--- Given problem ---
Find each line containing the string "ABCD". Copy it.

┄┄┄┄┄┄┄┄┄┄

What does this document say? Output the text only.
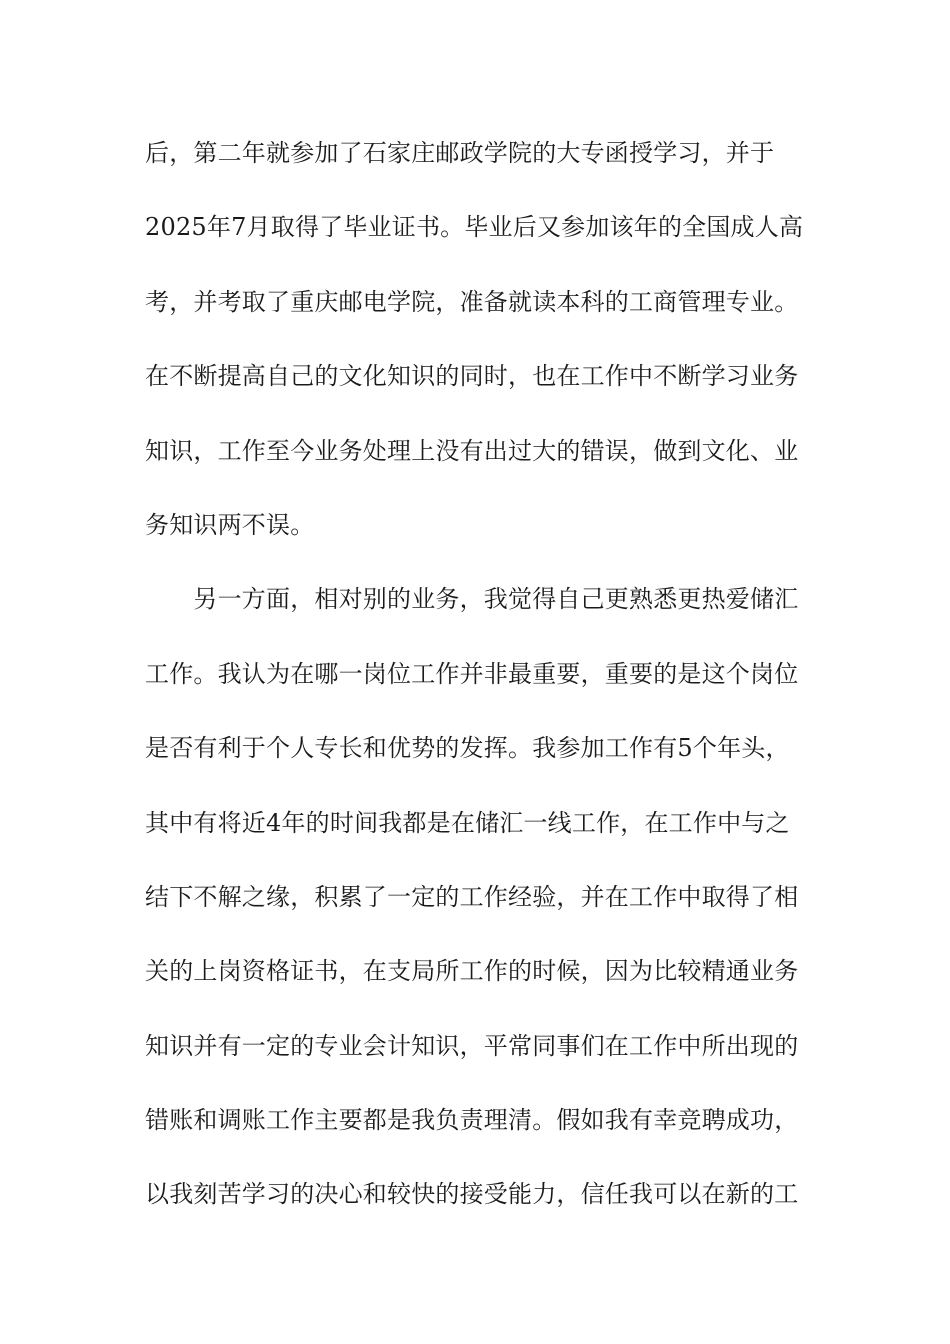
后，第二年就参加了石家庄邮政学院的大专函授学习，并于
2025年7月取得了毕业证书。毕业后又参加该年的全国成人高
考，并考取了重庆邮电学院，准备就读本科的工商管理专业。
在不断提高自己的文化知识的同时，也在工作中不断学习业务
知识，工作至今业务处理上没有出过大的错误，做到文化、业
务知识两不误。
　　另一方面，相对别的业务，我觉得自己更熟悉更热爱储汇
工作。我认为在哪一岗位工作并非最重要，重要的是这个岗位
是否有利于个人专长和优势的发挥。我参加工作有5个年头，
其中有将近4年的时间我都是在储汇一线工作，在工作中与之
结下不解之缘，积累了一定的工作经验，并在工作中取得了相
关的上岗资格证书，在支局所工作的时候，因为比较精通业务
知识并有一定的专业会计知识，平常同事们在工作中所出现的
错账和调账工作主要都是我负责理清。假如我有幸竞聘成功，
以我刻苦学习的决心和较快的接受能力，信任我可以在新的工
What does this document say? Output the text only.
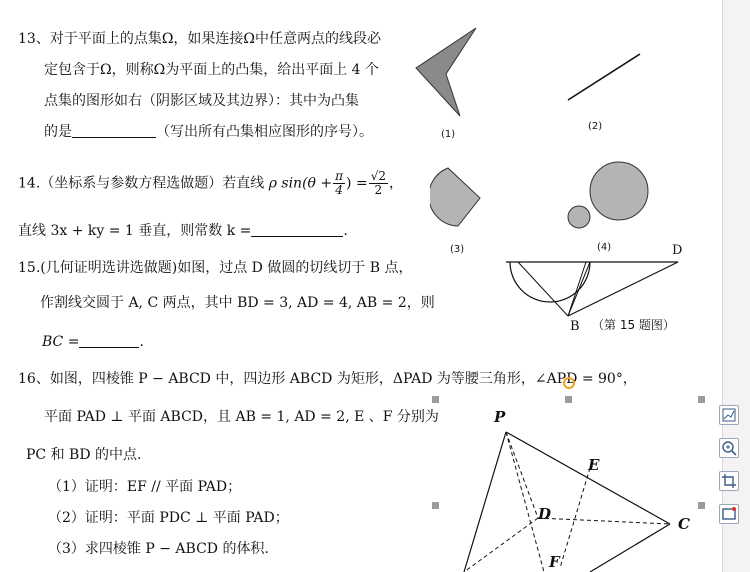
13、对于平面上的点集Ω，如果连接Ω中任意两点的线段必
定包含于Ω，则称Ω为平面上的凸集，给出平面上 4 个
点集的图形如右（阴影区域及其边界）：其中为凸集
的是	（写出所有凸集相应图形的序号）。	(1)
(2)
(3)	(4)
14.（坐标系与参数方程选做题）若直线 ρ $\sin(\theta + \frac{\pi}{4}$ ) = $\frac{√2}{2}$ ，
直线 3x + ky = 1 垂直，则常数 k =	.
15.(几何证明选讲选做题)如图，过点 D 做圆的切线切于 B 点，
作割线交圆于 A, C 两点，其中 BD = 3, AD = 4, AB = 2，则
BC =	.
D
B （第 15 题图）
16、如图，四棱锥 P − ABCD 中，四边形 ABCD 为矩形，ΔPAD 为等腰三角形，∠APD = 90°，
平面 PAD ⊥ 平面 ABCD，且 AB = 1, AD = 2, E 、F 分别为
PC 和 BD 的中点.
（1）证明：EF // 平面 PAD；
（2）证明：平面 PDC ⊥ 平面 PAD；
（3）求四棱锥 P − ABCD 的体积.
P
E
D
C
F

┄┄┄┄┄┄┄┄┄┄

--- Complete output ---
16、如图，四棱锥 P − ABCD 中，四边形 ABCD 为矩形，ΔPAD 为等腰三角形，∠APD = 90°，
平面 PAD ⊥ 平面 ABCD，且 AB = 1, AD = 2, E 、F 分别为
（3）求四棱锥 P − ABCD 的体积.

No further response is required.